• To be done: Copy the data verbatim from its first line through the line containing "legend-swatch-nda [447, 417, 460, 427]", including that line.

━━ Records for processing ━━

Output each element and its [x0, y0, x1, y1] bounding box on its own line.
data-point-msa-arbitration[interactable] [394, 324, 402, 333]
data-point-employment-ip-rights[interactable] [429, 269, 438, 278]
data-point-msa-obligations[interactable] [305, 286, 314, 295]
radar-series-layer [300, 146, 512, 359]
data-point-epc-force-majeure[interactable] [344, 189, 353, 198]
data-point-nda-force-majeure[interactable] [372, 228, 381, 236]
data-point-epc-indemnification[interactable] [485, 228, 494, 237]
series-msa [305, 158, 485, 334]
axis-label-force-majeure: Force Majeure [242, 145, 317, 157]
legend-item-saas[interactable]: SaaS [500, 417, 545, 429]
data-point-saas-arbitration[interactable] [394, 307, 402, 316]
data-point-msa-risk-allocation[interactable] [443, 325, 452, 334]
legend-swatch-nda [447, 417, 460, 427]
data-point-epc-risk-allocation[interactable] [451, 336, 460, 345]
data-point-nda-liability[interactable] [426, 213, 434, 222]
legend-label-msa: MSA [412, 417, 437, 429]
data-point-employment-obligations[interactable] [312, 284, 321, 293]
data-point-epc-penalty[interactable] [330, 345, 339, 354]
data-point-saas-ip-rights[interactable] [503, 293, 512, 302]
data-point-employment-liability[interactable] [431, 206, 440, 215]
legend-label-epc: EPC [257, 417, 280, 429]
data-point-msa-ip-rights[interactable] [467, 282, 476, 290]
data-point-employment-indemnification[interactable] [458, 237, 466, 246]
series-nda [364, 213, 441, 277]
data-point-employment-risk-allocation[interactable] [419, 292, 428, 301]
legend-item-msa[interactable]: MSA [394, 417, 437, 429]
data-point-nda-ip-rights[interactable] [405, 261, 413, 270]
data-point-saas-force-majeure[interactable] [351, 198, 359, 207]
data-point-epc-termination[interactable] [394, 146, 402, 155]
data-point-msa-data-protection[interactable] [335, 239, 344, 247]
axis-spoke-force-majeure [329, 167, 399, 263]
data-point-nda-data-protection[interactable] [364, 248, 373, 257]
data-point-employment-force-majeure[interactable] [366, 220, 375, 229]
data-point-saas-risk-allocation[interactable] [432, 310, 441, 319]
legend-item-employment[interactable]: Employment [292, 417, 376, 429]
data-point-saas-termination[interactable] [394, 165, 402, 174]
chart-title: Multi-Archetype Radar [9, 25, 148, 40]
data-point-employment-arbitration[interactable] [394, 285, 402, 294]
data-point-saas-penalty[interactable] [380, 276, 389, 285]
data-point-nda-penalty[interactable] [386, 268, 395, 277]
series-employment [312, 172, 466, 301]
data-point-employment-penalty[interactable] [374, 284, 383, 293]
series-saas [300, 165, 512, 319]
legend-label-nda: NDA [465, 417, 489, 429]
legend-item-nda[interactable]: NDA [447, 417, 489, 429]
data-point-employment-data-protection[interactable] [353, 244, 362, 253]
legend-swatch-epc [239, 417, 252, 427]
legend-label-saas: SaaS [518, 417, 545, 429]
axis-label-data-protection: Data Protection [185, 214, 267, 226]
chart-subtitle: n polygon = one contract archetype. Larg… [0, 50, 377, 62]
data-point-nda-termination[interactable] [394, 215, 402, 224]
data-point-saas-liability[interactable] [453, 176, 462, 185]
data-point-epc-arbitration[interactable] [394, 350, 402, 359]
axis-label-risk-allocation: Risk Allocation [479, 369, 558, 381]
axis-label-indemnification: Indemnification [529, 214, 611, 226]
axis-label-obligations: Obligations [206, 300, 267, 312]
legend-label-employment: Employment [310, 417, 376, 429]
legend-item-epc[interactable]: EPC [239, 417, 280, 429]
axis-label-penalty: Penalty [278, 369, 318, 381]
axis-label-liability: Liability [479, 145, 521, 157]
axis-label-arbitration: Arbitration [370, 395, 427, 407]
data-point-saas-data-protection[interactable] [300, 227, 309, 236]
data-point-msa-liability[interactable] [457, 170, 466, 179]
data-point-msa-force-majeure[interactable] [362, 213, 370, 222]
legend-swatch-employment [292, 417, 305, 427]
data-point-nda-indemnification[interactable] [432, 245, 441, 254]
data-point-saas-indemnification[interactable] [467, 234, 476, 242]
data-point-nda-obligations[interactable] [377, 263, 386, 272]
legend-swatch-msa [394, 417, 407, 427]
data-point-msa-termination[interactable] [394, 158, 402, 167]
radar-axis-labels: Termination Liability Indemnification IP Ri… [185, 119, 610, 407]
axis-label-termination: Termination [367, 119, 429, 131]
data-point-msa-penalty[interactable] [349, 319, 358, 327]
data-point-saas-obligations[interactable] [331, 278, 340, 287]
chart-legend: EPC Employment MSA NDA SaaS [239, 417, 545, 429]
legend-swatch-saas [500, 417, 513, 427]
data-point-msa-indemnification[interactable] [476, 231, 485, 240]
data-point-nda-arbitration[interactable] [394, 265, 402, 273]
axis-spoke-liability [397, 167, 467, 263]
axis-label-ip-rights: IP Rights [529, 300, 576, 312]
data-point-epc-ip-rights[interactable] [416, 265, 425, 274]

━━━

• Response:
Output each element and its [x0, y0, x1, y1] bounding box on its own line.
data-point-msa-arbitration[interactable] [394, 324, 402, 333]
data-point-employment-ip-rights[interactable] [429, 269, 438, 278]
data-point-msa-obligations[interactable] [305, 286, 314, 295]
radar-series-layer [300, 146, 512, 359]
data-point-epc-force-majeure[interactable] [344, 189, 353, 198]
data-point-nda-force-majeure[interactable] [372, 228, 381, 236]
data-point-epc-indemnification[interactable] [485, 228, 494, 237]
series-msa [305, 158, 485, 334]
axis-label-force-majeure: Force Majeure [242, 145, 317, 157]
legend-item-saas[interactable]: SaaS [500, 417, 545, 429]
data-point-saas-arbitration[interactable] [394, 307, 402, 316]
data-point-msa-risk-allocation[interactable] [443, 325, 452, 334]
legend-swatch-nda [447, 417, 460, 427]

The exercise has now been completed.